What to work on: Only a number is required: how many lines of the material contain the word "Чтобы"?

**********

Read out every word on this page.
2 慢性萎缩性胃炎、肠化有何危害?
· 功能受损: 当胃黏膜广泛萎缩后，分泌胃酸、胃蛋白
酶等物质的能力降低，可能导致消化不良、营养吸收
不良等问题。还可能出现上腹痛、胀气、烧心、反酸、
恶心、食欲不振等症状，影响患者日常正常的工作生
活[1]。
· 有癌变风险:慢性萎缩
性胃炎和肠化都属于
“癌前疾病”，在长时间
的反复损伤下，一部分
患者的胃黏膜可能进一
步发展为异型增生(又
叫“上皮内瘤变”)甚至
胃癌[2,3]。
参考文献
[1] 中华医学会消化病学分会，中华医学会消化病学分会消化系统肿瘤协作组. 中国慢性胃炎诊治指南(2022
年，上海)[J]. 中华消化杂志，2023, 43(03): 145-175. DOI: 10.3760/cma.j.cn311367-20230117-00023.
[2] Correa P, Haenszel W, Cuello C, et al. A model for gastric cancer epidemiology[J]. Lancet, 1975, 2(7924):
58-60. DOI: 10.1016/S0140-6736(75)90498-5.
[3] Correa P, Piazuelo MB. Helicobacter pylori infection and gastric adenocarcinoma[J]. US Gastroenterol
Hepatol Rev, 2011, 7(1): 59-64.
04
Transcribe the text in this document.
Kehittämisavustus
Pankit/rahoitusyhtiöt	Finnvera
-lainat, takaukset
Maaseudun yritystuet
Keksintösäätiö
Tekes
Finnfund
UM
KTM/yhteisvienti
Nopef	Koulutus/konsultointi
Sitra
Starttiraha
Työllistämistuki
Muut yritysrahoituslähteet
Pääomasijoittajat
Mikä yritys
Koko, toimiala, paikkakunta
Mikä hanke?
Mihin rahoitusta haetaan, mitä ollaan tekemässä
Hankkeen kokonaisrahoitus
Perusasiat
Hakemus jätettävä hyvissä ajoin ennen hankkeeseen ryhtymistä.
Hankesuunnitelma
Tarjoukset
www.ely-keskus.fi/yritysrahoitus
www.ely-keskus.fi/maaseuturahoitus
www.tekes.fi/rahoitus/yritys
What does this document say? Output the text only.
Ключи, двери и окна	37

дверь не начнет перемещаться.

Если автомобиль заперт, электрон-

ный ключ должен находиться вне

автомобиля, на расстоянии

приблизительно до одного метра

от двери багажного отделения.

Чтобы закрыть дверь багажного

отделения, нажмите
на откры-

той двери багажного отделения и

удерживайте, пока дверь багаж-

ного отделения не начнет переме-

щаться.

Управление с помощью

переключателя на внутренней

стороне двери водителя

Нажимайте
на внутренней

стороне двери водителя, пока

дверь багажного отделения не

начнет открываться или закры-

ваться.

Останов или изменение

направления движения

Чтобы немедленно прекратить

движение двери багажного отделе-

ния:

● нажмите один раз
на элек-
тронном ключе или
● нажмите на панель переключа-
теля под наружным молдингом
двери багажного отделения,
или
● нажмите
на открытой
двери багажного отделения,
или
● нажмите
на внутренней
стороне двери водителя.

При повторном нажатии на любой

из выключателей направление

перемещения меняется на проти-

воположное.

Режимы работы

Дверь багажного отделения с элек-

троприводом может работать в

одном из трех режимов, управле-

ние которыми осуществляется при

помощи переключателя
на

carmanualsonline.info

**********

The completed task: 2